### TEXT FOR ANALYSIS

Unincorporated community in Washington, US

Nighthawk is an unincorporated community on the Similkameen River in Okanogan County, Washington, United States. It was named for a nearby (and now-closed) mine. Another source says that it was named after the nighthawks common to the area.

== History ==

Despite European settlers being in the area as far back as in the 1860s, the town was officially platted in 1903 by the Nighthawk Reality Co.

Soon, the town became the supply center for the mines in the area with hotels, mining house and other businesses that are all still standing today.

By 1950 with the end of mining in the area, the community lost its prominence and thus started to decline.

==Description==

Nighthawk is a (mostly former) logging area along Loomis–Oroville Highway west-northwest of Oroville, Washington. Just north of Nighthawk is the Nighthawk–Chopaka Border Crossing, a 9 am – 5 pm Canada–US border crossing. Nighthawk is located along the former Great Northern Railroad (now BNSF). The town of Nighthawk used to be a booming mine town at the turn of the 20th century with hotels and a burlesque house, but now only has a population of about five people.

The border crossing is usually known as "the Nighthawk crossing" on the Canadian side, though the official name of the Canadian-side locality is Chopaka.

######
### PROVIDED RECORDS

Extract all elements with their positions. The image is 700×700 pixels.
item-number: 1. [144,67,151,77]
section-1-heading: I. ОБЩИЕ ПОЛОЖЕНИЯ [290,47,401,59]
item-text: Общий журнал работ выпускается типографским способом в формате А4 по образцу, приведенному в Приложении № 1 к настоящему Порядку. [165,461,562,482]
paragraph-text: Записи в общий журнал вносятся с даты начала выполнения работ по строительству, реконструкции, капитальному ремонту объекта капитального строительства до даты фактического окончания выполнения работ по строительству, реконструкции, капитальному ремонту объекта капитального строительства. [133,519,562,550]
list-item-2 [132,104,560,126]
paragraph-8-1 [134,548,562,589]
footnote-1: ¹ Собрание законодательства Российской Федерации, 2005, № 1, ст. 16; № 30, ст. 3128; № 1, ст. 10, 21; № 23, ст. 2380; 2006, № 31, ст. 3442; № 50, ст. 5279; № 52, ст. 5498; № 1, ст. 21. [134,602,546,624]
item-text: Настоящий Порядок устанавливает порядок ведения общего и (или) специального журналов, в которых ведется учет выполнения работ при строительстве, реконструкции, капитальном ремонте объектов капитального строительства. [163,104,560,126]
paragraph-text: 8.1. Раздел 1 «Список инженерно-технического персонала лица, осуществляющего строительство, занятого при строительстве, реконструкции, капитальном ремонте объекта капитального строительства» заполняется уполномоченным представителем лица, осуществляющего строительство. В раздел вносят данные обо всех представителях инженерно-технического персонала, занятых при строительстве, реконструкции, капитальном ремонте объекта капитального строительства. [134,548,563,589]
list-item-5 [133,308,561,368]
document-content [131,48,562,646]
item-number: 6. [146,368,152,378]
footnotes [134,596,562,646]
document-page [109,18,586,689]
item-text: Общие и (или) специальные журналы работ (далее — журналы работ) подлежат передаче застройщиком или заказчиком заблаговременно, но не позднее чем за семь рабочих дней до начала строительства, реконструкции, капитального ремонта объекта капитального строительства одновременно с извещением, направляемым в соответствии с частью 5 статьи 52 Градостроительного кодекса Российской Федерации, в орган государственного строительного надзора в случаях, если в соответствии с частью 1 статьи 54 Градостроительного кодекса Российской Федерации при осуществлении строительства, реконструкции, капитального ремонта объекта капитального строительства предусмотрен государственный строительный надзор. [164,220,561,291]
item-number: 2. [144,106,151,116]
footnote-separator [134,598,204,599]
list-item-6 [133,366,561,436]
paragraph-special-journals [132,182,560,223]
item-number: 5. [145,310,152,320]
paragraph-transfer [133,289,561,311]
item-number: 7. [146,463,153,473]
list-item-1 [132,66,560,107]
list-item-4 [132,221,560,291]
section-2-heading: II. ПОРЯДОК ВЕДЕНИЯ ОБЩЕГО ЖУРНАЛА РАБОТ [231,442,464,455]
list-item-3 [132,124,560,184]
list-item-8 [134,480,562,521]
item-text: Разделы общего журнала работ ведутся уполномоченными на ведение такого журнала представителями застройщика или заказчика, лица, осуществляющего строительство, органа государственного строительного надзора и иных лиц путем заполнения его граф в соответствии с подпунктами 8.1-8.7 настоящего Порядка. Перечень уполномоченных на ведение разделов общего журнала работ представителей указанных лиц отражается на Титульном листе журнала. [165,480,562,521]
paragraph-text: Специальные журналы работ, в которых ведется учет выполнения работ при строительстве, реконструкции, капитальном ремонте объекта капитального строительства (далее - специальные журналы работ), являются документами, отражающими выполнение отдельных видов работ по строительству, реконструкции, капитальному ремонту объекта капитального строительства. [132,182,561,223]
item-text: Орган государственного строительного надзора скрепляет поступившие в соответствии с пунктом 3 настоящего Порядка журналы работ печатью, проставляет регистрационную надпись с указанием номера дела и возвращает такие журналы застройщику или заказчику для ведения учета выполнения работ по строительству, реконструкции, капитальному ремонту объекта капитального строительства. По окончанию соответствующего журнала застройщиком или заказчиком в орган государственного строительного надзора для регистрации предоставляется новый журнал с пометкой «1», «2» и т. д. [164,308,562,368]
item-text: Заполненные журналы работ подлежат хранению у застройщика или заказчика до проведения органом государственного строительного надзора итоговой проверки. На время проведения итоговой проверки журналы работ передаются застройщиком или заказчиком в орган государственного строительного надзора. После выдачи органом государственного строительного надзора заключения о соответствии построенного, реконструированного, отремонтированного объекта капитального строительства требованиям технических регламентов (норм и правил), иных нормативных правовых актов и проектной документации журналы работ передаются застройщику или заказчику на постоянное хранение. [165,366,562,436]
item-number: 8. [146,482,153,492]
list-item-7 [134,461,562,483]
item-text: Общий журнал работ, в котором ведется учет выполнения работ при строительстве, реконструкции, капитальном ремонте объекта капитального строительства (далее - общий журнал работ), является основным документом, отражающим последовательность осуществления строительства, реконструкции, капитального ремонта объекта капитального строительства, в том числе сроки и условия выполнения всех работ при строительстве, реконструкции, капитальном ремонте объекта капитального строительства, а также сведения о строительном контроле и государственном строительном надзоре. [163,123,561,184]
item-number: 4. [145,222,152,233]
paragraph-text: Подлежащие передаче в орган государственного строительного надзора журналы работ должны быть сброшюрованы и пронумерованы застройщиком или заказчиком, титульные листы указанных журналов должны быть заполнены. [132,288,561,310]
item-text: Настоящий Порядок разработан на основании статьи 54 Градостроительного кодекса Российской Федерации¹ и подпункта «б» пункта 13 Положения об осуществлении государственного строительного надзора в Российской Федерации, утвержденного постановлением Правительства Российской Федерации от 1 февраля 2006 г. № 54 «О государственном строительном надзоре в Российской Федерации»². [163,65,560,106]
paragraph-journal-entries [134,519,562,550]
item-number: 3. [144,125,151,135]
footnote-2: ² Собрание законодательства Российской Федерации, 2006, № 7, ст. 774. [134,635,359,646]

######

▸ ACTIVITY
In the text about Nighthawk, what year was the town officially platted?

▸ FINISHED EXERCISE
1903